--- Begin PASSAGE SHOWN ---

I. RIGHTS ISSUES IN MULTIMEDIA CONTENT

A. "Ownership" May Not be Enough

Even the outright purchase of a portfolio of works, such as motion 
pictures, may not provide the right of unrestricted use of the contents 
of such works in multimedia products.  An assignment of all right, title 
and interest in a copyrighted work, i.e., a transfer of ownership, may 
leave residual rights to be dealt with such as:

-- Moral rights such as the right to prevent changes to a work that 
could harm the author's reputation or honor.  In the U.S., the Visual 
Artists Rights Act, 17 U.S.C.  106A, provides protection for moral 
rights for works of fine art only - paintings, drawings, some 
photographs.  Moral rights in other countries are a more significant 
restriction on the use of content material.

-- Payments may be required for reuse rights under production agreements 
or union contracts.

-- Music sound track rights are a property separate from a movie itself.

--- End PASSAGE SHOWN ---

DIRECTIVES:
1. In the passage on rights issues in multimedia content, reproduce the part that opens with the words containing "-- Payments may" and closes with "a movie itself.".
2. Answer these questions from the passage on rights issues in multimedia content:
(a) Which U.S. law protects moral rights for works of fine art?
(b) Under what two kinds of arrangements may payments be required for reuse rights?
(c) From what are music sound track rights a separate property?
3. Carry on the passage on rights issues in multimedia content from its final sentence.

--- Begin ENTRIES PROVIDED ---

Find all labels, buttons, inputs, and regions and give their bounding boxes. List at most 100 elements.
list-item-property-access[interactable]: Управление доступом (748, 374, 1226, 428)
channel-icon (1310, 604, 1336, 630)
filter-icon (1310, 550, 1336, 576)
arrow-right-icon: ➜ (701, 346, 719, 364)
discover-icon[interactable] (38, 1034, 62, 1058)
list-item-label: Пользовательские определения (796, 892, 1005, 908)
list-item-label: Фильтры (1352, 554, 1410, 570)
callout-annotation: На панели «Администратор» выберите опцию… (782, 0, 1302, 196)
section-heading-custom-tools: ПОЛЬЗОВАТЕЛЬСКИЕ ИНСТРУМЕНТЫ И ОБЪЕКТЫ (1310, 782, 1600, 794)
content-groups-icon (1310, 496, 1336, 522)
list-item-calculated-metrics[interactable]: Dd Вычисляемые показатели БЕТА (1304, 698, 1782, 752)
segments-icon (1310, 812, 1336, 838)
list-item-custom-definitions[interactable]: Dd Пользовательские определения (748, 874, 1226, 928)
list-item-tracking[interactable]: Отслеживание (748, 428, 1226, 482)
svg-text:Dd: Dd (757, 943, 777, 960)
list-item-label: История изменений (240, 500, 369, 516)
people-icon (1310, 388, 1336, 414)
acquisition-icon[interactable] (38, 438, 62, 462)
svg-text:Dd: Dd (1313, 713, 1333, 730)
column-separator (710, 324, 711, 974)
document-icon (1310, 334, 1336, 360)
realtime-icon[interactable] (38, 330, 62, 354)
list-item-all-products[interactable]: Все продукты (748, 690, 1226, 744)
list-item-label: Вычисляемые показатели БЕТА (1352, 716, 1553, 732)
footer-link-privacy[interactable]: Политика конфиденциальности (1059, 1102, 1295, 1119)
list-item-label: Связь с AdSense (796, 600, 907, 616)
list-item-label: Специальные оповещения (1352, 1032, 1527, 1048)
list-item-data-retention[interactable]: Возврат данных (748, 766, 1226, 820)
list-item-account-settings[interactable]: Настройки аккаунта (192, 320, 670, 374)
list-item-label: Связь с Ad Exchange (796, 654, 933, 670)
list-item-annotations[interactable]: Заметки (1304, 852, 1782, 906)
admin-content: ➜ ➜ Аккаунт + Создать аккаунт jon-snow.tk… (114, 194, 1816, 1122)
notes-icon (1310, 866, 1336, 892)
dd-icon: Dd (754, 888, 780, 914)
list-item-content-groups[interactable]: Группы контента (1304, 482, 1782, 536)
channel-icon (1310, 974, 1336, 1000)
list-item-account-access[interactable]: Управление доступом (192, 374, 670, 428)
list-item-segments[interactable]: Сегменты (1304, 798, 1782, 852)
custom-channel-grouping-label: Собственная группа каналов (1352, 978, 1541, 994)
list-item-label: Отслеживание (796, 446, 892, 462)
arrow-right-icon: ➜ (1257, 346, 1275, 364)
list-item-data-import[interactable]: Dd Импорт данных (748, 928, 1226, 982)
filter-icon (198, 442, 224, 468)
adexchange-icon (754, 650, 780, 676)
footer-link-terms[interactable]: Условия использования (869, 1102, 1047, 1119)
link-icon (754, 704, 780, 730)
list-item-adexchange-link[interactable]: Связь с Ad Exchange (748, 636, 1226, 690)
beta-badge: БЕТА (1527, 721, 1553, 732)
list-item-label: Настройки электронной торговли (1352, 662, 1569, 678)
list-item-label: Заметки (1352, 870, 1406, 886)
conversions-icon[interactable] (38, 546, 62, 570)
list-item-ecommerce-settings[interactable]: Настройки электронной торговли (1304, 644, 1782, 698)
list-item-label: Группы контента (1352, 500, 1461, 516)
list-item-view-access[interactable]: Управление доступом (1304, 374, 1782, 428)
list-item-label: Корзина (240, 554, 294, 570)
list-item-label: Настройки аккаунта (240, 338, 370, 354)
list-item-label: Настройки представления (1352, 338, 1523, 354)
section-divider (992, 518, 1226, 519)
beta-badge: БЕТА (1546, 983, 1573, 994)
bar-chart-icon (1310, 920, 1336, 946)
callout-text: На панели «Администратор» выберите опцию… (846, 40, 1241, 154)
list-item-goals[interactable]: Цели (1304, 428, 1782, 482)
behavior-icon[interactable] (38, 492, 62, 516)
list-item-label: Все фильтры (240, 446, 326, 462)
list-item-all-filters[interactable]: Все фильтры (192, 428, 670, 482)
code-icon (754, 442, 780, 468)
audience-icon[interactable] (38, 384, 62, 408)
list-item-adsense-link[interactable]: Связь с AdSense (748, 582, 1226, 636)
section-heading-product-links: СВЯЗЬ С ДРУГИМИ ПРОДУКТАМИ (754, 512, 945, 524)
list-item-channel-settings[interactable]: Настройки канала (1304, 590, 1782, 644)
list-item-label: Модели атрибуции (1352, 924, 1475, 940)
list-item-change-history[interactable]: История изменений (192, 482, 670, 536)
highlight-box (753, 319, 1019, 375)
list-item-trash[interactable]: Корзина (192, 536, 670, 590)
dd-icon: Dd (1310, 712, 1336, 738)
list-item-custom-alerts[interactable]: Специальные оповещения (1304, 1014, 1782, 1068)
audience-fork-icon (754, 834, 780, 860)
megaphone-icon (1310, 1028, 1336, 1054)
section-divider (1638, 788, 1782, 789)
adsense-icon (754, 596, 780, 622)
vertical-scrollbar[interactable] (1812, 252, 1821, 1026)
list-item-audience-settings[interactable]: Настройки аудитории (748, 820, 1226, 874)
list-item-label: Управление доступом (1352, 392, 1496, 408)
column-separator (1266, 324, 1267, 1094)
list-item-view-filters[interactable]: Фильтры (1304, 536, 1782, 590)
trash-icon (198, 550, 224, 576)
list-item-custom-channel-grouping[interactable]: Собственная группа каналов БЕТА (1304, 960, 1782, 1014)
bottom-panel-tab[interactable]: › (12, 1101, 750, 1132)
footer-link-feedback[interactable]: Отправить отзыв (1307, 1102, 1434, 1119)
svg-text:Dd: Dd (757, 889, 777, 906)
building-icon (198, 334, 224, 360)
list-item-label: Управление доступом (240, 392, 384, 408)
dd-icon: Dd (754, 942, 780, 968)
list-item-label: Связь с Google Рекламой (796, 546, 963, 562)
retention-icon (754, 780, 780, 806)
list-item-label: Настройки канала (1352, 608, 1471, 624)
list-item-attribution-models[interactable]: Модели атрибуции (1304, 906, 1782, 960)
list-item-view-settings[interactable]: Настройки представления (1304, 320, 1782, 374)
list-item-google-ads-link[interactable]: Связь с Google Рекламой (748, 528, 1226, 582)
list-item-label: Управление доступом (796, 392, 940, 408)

--- End ENTRIES PROVIDED ---

EXPECTED OUTPUTS:
1.
-- Payments may be required for reuse rights under production agreements 
or union contracts.

-- Music sound track rights are a property separate from a movie itself.

2.
(a) The Visual Artists Rights Act, 17 U.S.C. 106A.
(b) Production agreements or union contracts.
(c) From a movie itself.

3.
B. General Rights Issues

The general legal rule in copyright licensing is to assume that any 
right not expressly granted in the license language is reserved by the 
owner.  Thus, if a specific right is not granted, you should assume you 
do not have it.  If the right is needed it should be expressly included 
in the license language.  The commercial rights needed for multimedia 
content may include copying, in whole or part; performance rights; 
public display rights; the preparation of derivative works 
(modifications); and publication and distribution by any variety of 
methods on all media whether now known or invented hereafter.  Use as 
multimedia content may be only a portion of the original work or require 
changes to the original work.  For example, in the case of a photograph, 
the entire work could be used while only an extract of the text of a 
book would likely be used.

Multimedia content use is not clearly covered in many existing 
traditional rights agreements such as publishing agreements.  These 
imprecise agreements can be a source of litigation, as illustrated by a 
recent lawsuit.  Ten freelance writers, backed by the National Writer's 
Union, filed suit in federal court against the N.Y. Times, Time Inc., 
Newsday, and two electronic publishers in December 1993 alleging that 
certain articles by the writers were made available on an on- line 
service and published on CD-ROMs without authorization or added 
compensation, Tasini v. NY. Times, 93-8678 (S.D. N.Y.).  At a minimum, 
this case is causing a refocus on electronic rights in publishing 
agreements.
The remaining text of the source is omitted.